- [Requirement]:
Tell how many lines carry the word "JSON"; the reply is the number and nothing else.

- [Given entries]:
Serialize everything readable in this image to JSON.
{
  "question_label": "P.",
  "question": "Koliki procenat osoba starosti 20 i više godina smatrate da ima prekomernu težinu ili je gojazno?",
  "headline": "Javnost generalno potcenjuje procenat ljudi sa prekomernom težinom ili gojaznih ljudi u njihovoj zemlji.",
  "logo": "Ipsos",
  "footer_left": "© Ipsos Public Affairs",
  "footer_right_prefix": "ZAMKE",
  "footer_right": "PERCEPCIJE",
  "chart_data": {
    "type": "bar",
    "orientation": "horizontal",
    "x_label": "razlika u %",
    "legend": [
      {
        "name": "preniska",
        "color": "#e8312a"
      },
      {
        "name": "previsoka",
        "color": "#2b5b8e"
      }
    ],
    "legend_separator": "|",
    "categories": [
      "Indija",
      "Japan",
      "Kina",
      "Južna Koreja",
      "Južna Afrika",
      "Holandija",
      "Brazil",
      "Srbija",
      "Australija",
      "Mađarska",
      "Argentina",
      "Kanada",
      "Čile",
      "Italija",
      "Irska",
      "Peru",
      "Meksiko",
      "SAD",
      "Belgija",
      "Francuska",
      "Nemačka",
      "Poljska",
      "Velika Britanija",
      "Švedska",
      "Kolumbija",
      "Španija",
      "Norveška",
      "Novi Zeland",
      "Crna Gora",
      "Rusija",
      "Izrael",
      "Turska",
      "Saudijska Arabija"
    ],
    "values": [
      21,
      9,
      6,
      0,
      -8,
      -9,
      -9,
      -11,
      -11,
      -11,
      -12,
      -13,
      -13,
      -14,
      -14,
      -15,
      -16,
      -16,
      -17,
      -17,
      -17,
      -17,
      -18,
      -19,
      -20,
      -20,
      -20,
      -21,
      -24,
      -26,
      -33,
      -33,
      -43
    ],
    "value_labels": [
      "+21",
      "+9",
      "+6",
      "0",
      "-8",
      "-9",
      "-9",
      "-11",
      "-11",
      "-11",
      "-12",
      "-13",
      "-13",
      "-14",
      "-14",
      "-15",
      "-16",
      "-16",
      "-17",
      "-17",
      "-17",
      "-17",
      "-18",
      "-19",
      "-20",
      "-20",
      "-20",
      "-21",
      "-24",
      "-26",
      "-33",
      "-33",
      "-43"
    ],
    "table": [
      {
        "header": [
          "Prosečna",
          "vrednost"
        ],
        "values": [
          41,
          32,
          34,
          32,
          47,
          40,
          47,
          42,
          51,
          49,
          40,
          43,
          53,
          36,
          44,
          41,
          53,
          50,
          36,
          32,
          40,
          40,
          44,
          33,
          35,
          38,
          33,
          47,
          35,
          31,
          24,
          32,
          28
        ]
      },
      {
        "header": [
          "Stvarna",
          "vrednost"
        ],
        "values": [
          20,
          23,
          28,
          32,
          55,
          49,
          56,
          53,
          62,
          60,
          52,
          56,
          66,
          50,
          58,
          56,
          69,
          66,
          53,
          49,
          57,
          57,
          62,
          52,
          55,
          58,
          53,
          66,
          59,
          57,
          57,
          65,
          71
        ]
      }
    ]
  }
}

==

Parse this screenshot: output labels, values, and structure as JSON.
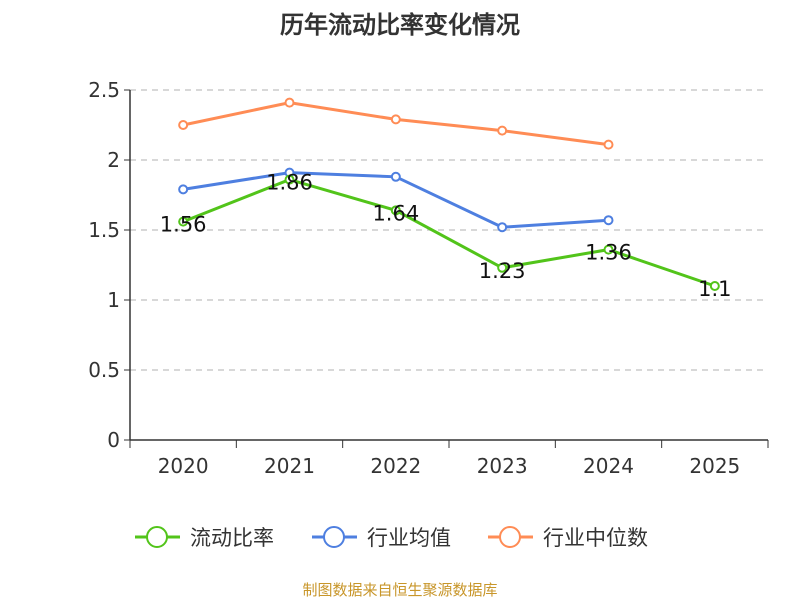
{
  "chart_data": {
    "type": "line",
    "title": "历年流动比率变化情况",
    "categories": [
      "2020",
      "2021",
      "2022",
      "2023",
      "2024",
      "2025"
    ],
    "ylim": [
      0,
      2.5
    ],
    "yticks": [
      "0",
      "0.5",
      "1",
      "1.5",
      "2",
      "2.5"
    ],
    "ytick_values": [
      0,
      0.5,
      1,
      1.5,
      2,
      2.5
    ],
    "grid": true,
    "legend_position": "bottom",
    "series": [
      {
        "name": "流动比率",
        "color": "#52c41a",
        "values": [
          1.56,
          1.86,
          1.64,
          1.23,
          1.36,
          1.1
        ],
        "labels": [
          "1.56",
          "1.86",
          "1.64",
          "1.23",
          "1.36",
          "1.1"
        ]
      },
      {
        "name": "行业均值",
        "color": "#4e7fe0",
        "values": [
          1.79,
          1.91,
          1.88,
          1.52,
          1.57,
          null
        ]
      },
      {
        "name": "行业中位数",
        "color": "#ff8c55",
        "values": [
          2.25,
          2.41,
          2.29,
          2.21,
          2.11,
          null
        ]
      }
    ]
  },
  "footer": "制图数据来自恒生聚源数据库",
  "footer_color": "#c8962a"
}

--

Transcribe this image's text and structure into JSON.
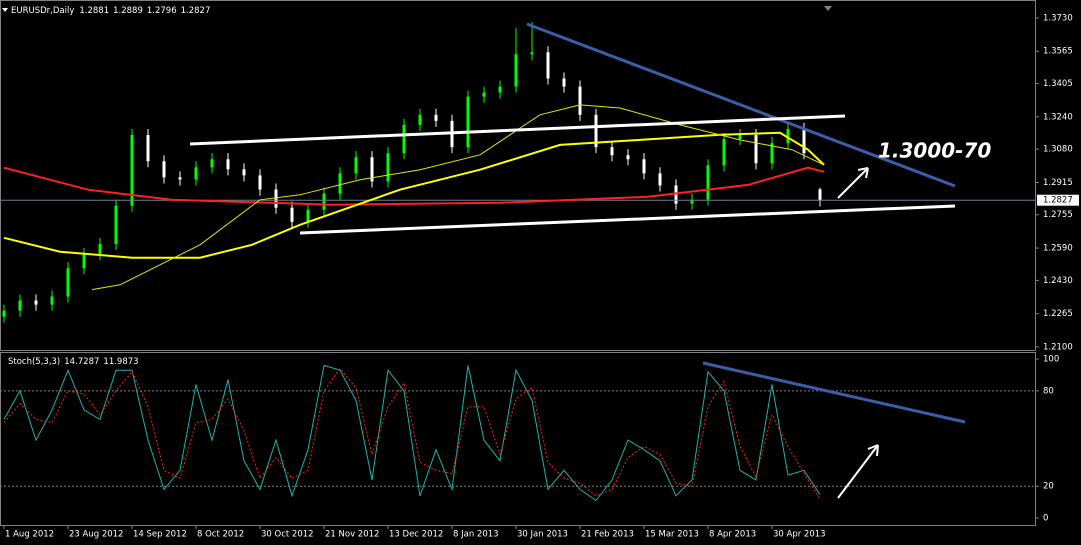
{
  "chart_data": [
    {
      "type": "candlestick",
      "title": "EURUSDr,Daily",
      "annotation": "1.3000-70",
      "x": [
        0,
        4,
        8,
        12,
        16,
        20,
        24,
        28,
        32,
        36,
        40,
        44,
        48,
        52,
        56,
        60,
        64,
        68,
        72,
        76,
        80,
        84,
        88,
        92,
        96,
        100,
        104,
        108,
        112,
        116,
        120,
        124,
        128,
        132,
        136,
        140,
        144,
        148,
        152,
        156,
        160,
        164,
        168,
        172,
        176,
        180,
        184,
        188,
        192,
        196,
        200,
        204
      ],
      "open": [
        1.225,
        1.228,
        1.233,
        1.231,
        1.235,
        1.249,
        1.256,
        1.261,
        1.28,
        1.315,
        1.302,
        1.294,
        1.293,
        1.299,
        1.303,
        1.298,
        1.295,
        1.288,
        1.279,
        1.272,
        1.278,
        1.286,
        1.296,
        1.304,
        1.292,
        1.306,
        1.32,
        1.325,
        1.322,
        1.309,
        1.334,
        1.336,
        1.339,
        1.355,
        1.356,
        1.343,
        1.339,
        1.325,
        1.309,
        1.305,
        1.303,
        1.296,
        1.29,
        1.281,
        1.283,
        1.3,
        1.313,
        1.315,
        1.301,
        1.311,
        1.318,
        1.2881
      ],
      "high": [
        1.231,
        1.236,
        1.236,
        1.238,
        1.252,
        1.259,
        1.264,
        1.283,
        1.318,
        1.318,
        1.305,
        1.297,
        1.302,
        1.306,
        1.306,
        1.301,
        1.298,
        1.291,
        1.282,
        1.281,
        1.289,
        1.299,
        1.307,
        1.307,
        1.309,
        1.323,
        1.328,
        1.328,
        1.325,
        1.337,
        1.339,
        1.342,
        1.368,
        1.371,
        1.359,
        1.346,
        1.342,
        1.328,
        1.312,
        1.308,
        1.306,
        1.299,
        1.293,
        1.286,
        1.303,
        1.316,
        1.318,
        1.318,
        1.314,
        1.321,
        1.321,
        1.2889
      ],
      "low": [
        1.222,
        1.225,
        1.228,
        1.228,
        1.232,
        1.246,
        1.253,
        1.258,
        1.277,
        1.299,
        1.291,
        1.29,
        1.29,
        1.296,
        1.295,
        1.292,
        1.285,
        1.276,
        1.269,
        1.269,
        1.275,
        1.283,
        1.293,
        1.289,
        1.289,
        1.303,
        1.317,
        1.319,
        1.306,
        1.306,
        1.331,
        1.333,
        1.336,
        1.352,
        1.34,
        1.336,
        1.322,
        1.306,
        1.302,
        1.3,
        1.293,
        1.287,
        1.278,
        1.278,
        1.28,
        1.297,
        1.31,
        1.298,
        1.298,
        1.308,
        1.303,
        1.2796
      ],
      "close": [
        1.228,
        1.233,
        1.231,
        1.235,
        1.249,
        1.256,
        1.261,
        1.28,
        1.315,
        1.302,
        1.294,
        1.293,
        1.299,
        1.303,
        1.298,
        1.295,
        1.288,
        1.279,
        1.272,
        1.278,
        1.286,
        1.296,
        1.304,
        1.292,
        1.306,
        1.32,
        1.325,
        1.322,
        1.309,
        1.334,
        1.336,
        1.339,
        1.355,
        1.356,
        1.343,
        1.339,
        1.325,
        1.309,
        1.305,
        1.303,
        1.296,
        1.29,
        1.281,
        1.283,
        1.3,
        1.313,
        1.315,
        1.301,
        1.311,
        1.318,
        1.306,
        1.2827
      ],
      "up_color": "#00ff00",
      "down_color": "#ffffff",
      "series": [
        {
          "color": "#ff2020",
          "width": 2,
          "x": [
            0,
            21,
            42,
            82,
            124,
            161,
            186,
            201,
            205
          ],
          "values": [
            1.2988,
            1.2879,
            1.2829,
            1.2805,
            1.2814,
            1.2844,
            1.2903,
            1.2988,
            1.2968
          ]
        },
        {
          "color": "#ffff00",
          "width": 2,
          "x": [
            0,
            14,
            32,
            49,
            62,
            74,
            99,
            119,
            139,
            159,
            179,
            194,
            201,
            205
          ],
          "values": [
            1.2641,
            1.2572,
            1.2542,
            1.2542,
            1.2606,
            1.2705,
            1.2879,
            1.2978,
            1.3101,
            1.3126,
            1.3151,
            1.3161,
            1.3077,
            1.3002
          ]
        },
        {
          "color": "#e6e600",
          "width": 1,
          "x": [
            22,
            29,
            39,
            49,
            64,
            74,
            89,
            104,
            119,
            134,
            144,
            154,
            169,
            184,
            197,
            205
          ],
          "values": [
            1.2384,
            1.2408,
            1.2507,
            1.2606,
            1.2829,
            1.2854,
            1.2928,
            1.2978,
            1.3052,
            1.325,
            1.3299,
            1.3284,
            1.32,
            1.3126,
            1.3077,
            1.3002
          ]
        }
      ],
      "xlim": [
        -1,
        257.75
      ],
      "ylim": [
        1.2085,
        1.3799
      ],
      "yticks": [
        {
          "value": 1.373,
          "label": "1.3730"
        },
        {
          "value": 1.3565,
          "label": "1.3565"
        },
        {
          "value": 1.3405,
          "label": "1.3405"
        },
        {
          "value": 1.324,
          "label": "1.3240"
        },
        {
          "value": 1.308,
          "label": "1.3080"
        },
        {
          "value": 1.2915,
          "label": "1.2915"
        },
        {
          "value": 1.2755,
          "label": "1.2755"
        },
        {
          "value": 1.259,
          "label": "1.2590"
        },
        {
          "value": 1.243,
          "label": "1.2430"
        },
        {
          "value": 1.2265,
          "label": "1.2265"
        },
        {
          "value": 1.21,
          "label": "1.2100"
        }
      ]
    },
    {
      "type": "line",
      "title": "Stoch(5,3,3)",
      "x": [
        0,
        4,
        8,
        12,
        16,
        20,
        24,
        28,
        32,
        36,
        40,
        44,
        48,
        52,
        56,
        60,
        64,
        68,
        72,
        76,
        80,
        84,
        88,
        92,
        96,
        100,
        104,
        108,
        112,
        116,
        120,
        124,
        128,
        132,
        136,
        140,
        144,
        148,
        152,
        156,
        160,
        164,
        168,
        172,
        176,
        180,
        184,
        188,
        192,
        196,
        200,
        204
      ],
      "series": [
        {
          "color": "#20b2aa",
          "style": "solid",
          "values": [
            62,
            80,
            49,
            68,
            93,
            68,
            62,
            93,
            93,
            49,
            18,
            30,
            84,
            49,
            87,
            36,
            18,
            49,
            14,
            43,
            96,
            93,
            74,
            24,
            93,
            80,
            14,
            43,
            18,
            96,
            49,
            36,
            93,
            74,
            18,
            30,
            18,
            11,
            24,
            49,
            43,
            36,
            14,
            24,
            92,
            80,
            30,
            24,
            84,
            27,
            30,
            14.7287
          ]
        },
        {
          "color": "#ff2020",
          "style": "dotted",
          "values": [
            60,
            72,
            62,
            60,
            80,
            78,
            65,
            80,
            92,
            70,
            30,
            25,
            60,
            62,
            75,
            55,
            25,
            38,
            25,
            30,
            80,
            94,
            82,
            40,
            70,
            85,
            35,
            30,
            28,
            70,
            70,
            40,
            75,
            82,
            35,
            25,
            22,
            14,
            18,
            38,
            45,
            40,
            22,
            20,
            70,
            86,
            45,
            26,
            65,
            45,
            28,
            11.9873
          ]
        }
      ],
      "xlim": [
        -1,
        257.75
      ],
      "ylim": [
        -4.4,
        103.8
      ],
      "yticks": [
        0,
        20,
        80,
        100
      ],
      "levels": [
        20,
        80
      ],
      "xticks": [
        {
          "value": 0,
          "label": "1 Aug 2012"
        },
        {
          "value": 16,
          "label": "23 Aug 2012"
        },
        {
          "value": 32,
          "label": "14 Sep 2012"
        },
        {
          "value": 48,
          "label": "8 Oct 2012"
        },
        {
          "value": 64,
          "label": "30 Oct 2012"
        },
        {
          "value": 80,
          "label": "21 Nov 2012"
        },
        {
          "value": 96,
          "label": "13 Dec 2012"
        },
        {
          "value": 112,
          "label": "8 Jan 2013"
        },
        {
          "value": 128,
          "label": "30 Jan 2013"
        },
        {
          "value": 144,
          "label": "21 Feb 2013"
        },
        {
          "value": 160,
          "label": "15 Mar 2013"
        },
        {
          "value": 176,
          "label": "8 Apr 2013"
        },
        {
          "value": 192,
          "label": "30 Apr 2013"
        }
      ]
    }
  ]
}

- [Answer below]:
3